■ BRIEF ■
Set down the records once more, please, exactly and with the pictures left out.

(Collected data entries)
****************
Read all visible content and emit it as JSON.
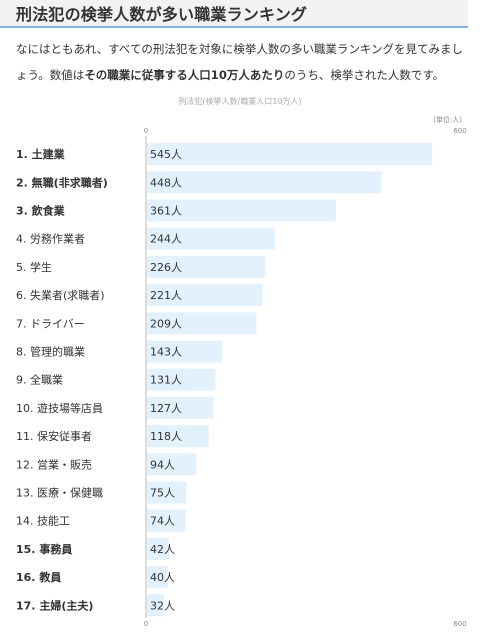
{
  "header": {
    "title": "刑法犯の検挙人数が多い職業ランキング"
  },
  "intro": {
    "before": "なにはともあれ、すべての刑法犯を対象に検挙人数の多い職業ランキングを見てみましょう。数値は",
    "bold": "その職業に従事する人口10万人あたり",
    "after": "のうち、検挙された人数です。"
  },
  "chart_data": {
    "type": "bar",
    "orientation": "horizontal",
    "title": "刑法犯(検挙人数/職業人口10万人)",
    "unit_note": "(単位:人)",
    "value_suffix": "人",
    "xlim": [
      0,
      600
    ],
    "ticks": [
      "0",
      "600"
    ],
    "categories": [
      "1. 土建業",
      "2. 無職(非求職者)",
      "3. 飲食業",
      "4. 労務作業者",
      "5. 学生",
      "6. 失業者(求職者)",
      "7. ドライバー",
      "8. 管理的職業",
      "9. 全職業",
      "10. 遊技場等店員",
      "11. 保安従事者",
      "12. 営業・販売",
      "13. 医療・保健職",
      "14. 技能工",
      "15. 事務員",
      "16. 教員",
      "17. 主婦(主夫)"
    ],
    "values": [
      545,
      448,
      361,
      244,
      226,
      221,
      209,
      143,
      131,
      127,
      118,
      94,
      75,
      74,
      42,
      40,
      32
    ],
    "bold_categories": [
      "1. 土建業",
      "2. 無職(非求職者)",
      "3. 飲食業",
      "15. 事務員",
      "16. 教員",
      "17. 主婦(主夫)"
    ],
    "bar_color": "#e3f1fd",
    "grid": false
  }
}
****************
■ RESPONSE BELOW ■
Read all visible content and emit it as JSON.
{
  "header": {
    "title": "刑法犯の検挙人数が多い職業ランキング"
  },
  "intro": {
    "before": "なにはともあれ、すべての刑法犯を対象に検挙人数の多い職業ランキングを見てみましょう。数値は",
    "bold": "その職業に従事する人口10万人あたり",
    "after": "のうち、検挙された人数です。"
  },
  "chart_data": {
    "type": "bar",
    "orientation": "horizontal",
    "title": "刑法犯(検挙人数/職業人口10万人)",
    "unit_note": "(単位:人)",
    "value_suffix": "人",
    "xlim": [
      0,
      600
    ],
    "ticks": [
      "0",
      "600"
    ],
    "categories": [
      "1. 土建業",
      "2. 無職(非求職者)",
      "3. 飲食業",
      "4. 労務作業者",
      "5. 学生",
      "6. 失業者(求職者)",
      "7. ドライバー",
      "8. 管理的職業",
      "9. 全職業",
      "10. 遊技場等店員",
      "11. 保安従事者",
      "12. 営業・販売",
      "13. 医療・保健職",
      "14. 技能工",
      "15. 事務員",
      "16. 教員",
      "17. 主婦(主夫)"
    ],
    "values": [
      545,
      448,
      361,
      244,
      226,
      221,
      209,
      143,
      131,
      127,
      118,
      94,
      75,
      74,
      42,
      40,
      32
    ],
    "bold_categories": [
      "1. 土建業",
      "2. 無職(非求職者)",
      "3. 飲食業",
      "15. 事務員",
      "16. 教員",
      "17. 主婦(主夫)"
    ],
    "bar_color": "#e3f1fd",
    "grid": false
  }
}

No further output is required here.